--- start Records to process ---
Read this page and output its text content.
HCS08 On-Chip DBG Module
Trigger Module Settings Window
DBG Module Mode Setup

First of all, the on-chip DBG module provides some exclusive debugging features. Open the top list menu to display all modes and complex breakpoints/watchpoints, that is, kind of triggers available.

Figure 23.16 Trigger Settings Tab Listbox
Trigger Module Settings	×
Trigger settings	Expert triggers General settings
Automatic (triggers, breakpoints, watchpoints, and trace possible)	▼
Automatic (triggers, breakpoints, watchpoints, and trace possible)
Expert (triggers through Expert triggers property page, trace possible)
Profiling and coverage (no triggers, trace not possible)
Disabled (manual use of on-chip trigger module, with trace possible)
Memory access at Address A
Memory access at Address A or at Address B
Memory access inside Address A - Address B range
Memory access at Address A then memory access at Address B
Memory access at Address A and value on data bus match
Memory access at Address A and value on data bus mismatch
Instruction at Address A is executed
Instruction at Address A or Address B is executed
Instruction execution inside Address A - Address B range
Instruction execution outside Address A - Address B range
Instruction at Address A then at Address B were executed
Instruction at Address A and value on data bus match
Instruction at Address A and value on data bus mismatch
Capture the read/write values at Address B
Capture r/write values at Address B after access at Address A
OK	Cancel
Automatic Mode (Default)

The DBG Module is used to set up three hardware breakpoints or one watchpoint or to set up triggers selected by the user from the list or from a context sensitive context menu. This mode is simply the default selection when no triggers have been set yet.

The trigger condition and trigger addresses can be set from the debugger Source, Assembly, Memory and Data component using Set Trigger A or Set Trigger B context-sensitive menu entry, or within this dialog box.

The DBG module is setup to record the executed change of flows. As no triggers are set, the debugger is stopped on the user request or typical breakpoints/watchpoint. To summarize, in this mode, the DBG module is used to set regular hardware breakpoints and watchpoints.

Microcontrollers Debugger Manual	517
--- end Records to process ---
# Task:
Look through the entries above and report the number of lines that contain "mismatch". Write only the number.

# Final answer:
2